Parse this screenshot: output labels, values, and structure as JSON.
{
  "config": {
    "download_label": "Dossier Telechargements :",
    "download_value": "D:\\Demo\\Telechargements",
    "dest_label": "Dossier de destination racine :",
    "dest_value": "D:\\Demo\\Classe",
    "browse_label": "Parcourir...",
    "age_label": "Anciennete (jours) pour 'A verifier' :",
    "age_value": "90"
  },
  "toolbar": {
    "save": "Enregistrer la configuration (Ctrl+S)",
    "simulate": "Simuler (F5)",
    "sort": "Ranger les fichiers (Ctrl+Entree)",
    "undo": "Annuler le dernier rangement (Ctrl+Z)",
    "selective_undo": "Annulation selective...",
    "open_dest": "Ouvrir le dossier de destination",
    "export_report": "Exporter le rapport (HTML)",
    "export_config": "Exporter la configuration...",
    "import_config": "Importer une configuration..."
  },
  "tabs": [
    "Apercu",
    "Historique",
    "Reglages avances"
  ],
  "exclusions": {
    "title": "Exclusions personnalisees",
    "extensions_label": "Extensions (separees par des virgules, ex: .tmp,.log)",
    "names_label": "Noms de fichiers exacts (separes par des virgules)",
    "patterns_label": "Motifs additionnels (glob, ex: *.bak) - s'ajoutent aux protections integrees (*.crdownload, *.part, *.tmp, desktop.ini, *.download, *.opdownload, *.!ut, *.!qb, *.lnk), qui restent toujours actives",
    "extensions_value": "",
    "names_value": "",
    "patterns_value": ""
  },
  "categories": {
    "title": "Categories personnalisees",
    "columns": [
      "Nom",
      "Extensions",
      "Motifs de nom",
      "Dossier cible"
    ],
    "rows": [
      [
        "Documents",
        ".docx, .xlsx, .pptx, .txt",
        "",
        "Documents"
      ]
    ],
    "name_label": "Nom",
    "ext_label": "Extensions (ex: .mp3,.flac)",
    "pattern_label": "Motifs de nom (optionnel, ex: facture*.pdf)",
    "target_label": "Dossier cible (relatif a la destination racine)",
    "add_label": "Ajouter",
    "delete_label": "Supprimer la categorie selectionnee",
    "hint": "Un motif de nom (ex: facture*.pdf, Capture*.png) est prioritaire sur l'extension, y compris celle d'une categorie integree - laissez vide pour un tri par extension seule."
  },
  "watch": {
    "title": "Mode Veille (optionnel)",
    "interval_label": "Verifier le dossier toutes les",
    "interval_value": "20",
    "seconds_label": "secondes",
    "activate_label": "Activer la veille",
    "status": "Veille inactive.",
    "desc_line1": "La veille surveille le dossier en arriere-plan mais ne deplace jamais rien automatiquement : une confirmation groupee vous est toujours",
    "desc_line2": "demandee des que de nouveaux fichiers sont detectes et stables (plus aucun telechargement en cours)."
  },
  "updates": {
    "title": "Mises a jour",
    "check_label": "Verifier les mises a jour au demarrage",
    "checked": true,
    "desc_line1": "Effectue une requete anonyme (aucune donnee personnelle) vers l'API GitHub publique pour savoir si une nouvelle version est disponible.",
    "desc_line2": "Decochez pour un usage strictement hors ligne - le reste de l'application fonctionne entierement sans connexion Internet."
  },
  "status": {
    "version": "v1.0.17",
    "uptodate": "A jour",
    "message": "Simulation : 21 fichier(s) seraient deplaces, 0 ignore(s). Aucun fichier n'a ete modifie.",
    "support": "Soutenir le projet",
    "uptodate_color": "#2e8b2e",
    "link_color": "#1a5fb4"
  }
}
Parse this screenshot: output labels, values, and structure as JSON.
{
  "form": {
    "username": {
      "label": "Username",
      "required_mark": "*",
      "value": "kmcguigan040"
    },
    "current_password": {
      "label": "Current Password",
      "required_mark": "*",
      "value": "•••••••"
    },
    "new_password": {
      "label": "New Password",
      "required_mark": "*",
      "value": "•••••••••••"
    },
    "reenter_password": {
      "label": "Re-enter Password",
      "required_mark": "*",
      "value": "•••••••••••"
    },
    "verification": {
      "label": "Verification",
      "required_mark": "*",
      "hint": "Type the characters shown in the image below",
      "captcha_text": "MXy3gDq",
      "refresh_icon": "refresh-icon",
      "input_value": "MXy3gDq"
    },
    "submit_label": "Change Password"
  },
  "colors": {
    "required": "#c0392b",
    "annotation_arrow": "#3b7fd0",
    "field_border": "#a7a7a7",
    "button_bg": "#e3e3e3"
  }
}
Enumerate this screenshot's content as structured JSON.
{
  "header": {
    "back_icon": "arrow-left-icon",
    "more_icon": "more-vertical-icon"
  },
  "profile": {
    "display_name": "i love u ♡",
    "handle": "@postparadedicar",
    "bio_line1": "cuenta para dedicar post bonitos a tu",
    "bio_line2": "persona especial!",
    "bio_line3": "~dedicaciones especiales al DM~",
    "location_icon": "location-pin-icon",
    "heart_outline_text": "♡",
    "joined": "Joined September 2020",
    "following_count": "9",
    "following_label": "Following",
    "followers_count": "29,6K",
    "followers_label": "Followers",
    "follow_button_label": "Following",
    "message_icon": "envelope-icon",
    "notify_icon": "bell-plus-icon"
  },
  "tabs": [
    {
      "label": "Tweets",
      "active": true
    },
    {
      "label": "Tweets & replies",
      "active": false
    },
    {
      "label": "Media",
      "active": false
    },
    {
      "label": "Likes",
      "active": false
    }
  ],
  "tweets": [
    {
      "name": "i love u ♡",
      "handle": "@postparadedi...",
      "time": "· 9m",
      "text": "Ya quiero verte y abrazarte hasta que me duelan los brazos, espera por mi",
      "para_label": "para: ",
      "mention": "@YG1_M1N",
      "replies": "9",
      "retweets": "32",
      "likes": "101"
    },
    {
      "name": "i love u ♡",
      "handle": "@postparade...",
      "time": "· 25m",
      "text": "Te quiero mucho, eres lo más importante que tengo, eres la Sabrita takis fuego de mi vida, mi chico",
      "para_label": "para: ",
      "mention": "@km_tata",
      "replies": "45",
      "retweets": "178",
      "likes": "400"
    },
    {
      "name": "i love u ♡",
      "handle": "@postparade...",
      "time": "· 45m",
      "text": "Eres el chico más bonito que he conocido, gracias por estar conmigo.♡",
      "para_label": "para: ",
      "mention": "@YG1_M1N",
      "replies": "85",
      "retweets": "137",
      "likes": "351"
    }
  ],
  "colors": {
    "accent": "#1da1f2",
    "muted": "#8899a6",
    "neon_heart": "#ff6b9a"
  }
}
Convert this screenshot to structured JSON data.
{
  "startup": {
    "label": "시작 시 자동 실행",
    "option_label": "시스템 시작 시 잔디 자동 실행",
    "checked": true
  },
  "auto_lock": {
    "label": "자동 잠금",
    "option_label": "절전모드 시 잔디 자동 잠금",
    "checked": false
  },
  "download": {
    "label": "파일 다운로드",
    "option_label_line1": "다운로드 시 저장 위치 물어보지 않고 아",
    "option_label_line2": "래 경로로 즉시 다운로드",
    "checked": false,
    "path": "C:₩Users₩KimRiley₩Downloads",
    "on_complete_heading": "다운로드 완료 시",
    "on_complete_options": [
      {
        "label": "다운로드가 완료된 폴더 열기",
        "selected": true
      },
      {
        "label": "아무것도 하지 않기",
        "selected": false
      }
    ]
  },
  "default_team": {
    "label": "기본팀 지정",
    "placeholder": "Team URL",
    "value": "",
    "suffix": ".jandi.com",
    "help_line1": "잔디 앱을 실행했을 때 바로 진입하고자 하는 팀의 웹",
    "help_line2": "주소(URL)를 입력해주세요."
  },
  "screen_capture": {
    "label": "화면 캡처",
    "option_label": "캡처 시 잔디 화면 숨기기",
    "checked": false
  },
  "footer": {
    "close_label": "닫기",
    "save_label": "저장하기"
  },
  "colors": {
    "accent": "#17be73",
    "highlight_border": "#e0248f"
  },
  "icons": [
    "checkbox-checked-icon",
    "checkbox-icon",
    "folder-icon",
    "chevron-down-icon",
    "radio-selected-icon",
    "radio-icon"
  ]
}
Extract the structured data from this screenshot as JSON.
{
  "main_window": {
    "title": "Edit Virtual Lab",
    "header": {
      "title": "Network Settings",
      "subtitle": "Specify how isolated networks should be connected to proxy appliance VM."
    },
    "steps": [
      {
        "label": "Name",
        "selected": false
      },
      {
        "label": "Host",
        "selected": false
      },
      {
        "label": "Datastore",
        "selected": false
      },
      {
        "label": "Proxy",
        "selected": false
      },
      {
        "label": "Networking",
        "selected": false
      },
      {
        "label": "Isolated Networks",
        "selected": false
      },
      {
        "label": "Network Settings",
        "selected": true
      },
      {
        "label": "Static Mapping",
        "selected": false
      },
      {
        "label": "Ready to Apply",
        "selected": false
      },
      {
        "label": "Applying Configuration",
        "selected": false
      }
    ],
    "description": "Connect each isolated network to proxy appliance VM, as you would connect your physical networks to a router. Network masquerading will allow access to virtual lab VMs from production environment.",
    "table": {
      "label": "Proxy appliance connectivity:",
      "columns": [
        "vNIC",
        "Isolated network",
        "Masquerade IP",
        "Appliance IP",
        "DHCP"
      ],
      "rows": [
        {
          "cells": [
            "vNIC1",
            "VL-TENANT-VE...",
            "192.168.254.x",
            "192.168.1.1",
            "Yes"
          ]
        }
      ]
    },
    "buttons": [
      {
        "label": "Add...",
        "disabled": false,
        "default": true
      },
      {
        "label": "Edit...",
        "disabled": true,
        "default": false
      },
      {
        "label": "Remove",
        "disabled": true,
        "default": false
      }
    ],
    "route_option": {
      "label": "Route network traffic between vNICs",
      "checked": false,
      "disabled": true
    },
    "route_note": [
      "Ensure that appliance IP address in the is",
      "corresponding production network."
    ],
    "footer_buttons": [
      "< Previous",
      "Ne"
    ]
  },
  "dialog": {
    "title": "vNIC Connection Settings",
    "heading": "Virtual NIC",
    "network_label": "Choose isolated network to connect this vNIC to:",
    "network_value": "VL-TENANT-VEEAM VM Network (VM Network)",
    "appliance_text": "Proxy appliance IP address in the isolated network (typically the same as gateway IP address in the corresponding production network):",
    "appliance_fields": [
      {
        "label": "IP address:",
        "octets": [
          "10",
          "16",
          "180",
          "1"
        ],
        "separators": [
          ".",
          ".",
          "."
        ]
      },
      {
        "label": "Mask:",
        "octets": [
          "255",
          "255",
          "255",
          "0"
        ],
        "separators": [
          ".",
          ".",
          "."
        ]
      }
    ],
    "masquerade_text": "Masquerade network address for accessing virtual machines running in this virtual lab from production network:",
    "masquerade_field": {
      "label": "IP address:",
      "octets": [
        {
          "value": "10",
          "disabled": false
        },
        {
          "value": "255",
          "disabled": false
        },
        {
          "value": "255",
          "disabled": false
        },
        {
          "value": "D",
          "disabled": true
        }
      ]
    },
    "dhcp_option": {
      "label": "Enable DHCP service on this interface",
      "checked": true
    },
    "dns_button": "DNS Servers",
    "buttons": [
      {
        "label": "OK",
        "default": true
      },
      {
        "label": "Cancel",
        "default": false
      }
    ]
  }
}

☆ ☆ ☆ ☆

- **EXERCISE**
Search the entries for the word "Motifs", then list each line that holds it.

- **RESULT**
    "patterns_label": "Motifs additionnels (glob, ex: *.bak) - s'ajoutent aux protections integrees (*.crdownload, *.part, *.tmp, desktop.ini, *.download, *.opdownload, *.!ut, *.!qb, *.lnk), qui restent toujours actives",
      "Motifs de nom",
    "pattern_label": "Motifs de nom (optionnel, ex: facture*.pdf)",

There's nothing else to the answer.